>> start INFORMATION SHOWN
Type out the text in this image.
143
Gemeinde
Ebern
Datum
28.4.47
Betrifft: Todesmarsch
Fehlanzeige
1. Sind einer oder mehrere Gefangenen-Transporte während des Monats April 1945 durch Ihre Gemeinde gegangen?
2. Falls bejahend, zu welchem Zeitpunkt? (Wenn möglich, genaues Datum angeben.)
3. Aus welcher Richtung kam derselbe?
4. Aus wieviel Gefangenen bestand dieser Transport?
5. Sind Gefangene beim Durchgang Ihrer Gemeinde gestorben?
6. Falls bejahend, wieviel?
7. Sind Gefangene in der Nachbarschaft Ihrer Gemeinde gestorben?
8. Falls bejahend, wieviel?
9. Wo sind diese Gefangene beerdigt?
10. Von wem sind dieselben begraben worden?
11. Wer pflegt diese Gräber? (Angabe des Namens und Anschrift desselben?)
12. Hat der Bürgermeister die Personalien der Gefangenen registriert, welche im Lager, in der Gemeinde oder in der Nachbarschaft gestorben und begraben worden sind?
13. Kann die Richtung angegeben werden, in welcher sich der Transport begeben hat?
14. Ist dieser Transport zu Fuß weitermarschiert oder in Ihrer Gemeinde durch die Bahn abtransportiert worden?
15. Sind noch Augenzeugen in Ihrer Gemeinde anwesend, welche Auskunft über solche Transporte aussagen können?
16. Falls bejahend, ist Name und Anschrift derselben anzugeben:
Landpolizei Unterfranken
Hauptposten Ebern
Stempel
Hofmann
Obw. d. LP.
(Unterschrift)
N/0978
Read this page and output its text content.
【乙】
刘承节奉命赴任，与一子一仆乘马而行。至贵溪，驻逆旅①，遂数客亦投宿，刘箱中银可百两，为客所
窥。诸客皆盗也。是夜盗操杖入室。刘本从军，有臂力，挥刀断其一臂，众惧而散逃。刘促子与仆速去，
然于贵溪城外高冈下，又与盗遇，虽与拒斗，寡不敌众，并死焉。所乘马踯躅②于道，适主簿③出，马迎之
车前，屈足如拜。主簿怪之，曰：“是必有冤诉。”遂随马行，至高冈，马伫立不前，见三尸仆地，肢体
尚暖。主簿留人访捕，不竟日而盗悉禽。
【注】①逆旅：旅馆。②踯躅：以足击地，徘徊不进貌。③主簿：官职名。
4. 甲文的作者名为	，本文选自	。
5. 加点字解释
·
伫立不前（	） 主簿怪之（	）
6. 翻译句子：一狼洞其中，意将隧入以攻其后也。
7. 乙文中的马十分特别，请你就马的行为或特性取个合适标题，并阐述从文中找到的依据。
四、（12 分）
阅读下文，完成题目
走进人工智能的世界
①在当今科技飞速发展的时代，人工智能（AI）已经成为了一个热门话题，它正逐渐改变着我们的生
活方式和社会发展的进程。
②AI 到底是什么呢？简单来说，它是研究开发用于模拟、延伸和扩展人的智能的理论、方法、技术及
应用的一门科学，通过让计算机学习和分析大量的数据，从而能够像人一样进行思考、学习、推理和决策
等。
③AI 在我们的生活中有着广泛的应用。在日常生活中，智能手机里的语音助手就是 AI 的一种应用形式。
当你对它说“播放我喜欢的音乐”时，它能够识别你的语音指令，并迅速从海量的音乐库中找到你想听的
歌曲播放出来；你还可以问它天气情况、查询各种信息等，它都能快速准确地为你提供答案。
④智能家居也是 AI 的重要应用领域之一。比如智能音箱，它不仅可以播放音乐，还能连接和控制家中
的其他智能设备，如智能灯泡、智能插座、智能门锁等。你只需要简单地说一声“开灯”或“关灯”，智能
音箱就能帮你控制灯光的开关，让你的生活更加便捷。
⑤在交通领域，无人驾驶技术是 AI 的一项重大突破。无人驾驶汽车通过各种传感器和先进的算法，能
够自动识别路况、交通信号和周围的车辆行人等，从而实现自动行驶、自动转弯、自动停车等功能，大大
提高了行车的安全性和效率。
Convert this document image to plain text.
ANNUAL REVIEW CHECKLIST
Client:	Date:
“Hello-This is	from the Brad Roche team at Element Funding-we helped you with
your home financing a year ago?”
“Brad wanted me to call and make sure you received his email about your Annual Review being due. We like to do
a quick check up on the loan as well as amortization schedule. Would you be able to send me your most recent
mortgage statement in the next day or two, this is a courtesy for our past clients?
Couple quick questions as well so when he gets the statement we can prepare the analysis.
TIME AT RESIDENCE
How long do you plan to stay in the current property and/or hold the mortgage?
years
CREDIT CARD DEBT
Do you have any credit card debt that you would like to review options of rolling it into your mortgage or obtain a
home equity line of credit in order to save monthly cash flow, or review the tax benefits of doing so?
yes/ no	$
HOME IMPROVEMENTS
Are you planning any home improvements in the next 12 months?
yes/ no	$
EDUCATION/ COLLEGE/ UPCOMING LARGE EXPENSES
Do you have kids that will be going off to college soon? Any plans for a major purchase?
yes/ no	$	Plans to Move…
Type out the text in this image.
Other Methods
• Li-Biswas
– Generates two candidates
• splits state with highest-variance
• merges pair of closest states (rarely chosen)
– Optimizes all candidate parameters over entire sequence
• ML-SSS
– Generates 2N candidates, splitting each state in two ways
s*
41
>> end INFORMATION SHOWN
Looking at the entries above, state how many lines contain "that"; give the number alone.

2